━━━ PROVIDED DATA ━━━
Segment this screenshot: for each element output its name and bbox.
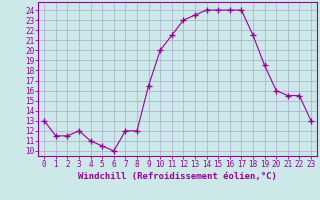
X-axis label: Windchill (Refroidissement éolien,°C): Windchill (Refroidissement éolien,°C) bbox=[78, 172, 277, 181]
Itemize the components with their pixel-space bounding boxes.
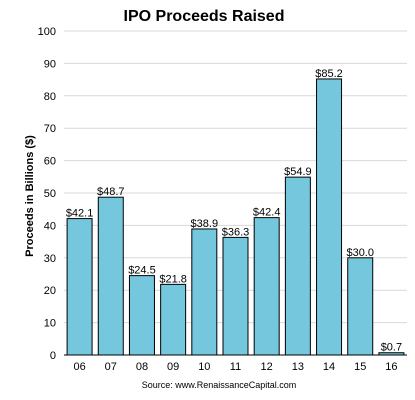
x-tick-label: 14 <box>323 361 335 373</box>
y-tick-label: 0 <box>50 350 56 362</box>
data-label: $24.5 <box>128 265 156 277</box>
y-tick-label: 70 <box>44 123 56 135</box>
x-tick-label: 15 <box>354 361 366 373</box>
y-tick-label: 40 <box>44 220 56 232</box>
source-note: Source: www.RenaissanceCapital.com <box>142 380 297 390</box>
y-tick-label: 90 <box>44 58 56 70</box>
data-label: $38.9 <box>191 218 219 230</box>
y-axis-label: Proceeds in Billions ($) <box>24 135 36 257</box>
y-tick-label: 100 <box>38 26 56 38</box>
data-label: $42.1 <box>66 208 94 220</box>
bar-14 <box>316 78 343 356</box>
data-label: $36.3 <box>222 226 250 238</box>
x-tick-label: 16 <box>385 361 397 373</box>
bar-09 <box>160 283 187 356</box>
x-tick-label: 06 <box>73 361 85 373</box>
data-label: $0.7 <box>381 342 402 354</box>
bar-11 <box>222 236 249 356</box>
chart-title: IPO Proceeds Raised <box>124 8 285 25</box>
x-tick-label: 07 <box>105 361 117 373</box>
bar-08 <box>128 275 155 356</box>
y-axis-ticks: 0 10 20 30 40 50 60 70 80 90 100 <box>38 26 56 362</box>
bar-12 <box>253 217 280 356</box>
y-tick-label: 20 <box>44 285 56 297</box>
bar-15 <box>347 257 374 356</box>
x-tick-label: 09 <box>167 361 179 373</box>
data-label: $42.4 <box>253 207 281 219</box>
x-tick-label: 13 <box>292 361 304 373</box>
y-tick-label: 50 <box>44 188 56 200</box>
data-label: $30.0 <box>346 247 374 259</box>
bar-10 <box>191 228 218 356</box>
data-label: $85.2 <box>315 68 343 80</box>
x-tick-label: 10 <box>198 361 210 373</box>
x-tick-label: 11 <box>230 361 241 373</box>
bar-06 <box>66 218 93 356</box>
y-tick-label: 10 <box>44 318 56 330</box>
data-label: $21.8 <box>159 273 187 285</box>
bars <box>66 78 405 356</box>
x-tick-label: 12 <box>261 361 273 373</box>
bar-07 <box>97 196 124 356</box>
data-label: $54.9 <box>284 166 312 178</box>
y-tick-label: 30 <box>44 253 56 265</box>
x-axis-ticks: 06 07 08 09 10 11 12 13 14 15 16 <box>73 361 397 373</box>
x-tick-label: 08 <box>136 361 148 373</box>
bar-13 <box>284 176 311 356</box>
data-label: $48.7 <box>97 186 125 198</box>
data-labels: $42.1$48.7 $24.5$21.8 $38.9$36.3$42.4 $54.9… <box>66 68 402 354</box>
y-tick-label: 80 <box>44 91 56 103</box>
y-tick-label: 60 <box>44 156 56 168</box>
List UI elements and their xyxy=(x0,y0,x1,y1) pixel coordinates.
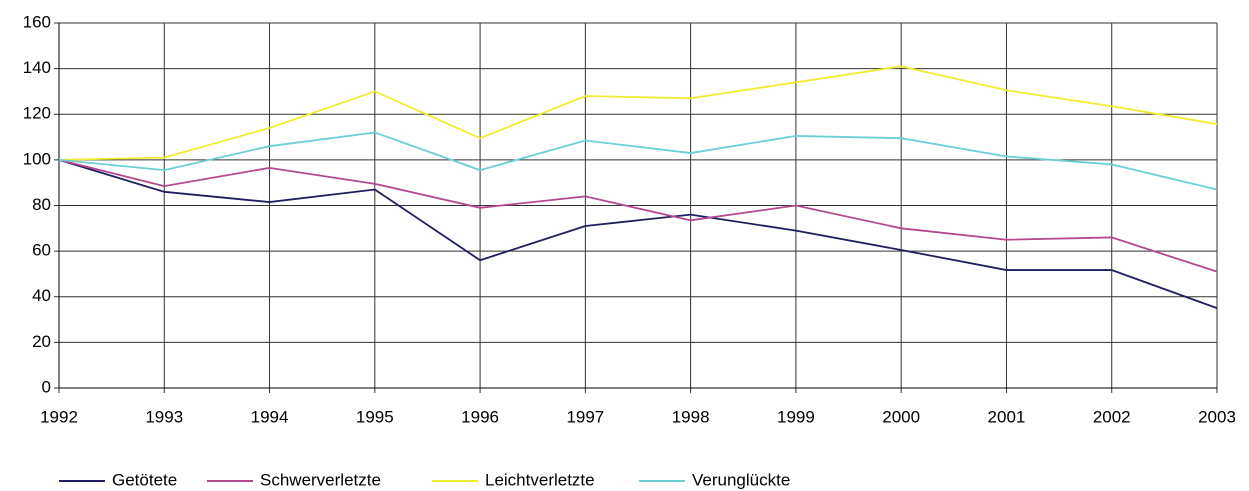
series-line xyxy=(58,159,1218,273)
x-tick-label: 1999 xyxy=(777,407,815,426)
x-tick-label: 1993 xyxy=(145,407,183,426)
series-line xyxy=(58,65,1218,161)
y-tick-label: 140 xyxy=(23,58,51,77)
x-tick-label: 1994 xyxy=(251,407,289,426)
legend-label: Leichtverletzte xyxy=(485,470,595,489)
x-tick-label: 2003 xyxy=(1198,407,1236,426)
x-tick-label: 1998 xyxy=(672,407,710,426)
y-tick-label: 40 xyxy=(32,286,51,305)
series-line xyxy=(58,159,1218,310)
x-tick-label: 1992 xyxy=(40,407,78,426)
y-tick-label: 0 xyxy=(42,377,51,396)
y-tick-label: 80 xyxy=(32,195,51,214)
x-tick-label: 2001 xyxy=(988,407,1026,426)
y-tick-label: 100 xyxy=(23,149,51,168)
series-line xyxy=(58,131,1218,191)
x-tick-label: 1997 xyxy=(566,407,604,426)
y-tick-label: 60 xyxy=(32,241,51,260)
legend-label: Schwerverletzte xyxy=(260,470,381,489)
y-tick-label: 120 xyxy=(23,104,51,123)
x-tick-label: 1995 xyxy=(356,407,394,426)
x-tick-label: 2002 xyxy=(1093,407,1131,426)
━━━
• DIRECTIONS FOR THIS TASK
Copy all of the lines above word for word, leaving out the picture markers.

• WRITTEN ANSWER
Segment this screenshot: for each element output its name and bbox.
X-axis label: Windchill (Refroidissement éolien,°C): Windchill (Refroidissement éolien,°C) bbox=[78, 172, 277, 181]
Itemize the components with their pixel-space bounding boxes.
x-tick-label: 14 <box>323 361 335 373</box>
y-tick-label: 0 <box>50 350 56 362</box>
data-label: $24.5 <box>128 265 156 277</box>
y-tick-label: 70 <box>44 123 56 135</box>
x-tick-label: 15 <box>354 361 366 373</box>
y-tick-label: 40 <box>44 220 56 232</box>
source-note: Source: www.RenaissanceCapital.com <box>142 380 297 390</box>
y-tick-label: 90 <box>44 58 56 70</box>
data-label: $38.9 <box>191 218 219 230</box>
y-axis-label: Proceeds in Billions ($) <box>24 135 36 257</box>
y-tick-label: 100 <box>38 26 56 38</box>
data-label: $42.1 <box>66 208 94 220</box>
bar-14 <box>316 78 343 356</box>
data-label: $36.3 <box>222 226 250 238</box>
x-tick-label: 16 <box>385 361 397 373</box>
bar-09 <box>160 283 187 356</box>
x-tick-label: 06 <box>73 361 85 373</box>
data-label: $0.7 <box>381 342 402 354</box>
bar-11 <box>222 236 249 356</box>
chart-title: IPO Proceeds Raised <box>124 8 285 25</box>
x-tick-label: 07 <box>105 361 117 373</box>
bar-08 <box>128 275 155 356</box>
y-axis-ticks: 0 10 20 30 40 50 60 70 80 90 100 <box>38 26 56 362</box>
bar-12 <box>253 217 280 356</box>
y-tick-label: 20 <box>44 285 56 297</box>
bar-15 <box>347 257 374 356</box>
x-tick-label: 09 <box>167 361 179 373</box>
data-label: $42.4 <box>253 207 281 219</box>
x-tick-label: 13 <box>292 361 304 373</box>
y-tick-label: 50 <box>44 188 56 200</box>
data-label: $30.0 <box>346 247 374 259</box>
bar-10 <box>191 228 218 356</box>
data-label: $85.2 <box>315 68 343 80</box>
x-tick-label: 10 <box>198 361 210 373</box>
x-tick-label: 11 <box>230 361 241 373</box>
bar-06 <box>66 218 93 356</box>
y-tick-label: 10 <box>44 318 56 330</box>
data-label: $21.8 <box>159 273 187 285</box>
bars <box>66 78 405 356</box>
x-tick-label: 12 <box>261 361 273 373</box>
bar-07 <box>97 196 124 356</box>
data-label: $54.9 <box>284 166 312 178</box>
y-tick-label: 30 <box>44 253 56 265</box>
x-axis-ticks: 06 07 08 09 10 11 12 13 14 15 16 <box>73 361 397 373</box>
x-tick-label: 08 <box>136 361 148 373</box>
bar-13 <box>284 176 311 356</box>
data-label: $48.7 <box>97 186 125 198</box>
data-labels: $42.1$48.7 $24.5$21.8 $38.9$36.3$42.4 $54.9… <box>66 68 402 354</box>
y-tick-label: 80 <box>44 91 56 103</box>
y-tick-label: 60 <box>44 156 56 168</box>
List UI elements and their xyxy=(x0,y0,x1,y1) pixel coordinates.
series-line xyxy=(58,159,1218,273)
x-tick-label: 1999 xyxy=(777,407,815,426)
x-tick-label: 1993 xyxy=(145,407,183,426)
series-line xyxy=(58,65,1218,161)
y-tick-label: 140 xyxy=(23,58,51,77)
x-tick-label: 1994 xyxy=(251,407,289,426)
legend-label: Leichtverletzte xyxy=(485,470,595,489)
x-tick-label: 2003 xyxy=(1198,407,1236,426)
x-tick-label: 1998 xyxy=(672,407,710,426)
y-tick-label: 40 xyxy=(32,286,51,305)
series-line xyxy=(58,159,1218,310)
x-tick-label: 1992 xyxy=(40,407,78,426)
y-tick-label: 0 xyxy=(42,377,51,396)
y-tick-label: 80 xyxy=(32,195,51,214)
x-tick-label: 2001 xyxy=(988,407,1026,426)
y-tick-label: 100 xyxy=(23,149,51,168)
series-line xyxy=(58,131,1218,191)
x-tick-label: 1997 xyxy=(566,407,604,426)
y-tick-label: 60 xyxy=(32,241,51,260)
legend-label: Schwerverletzte xyxy=(260,470,381,489)
y-tick-label: 120 xyxy=(23,104,51,123)
x-tick-label: 1995 xyxy=(356,407,394,426)
x-tick-label: 2002 xyxy=(1093,407,1131,426)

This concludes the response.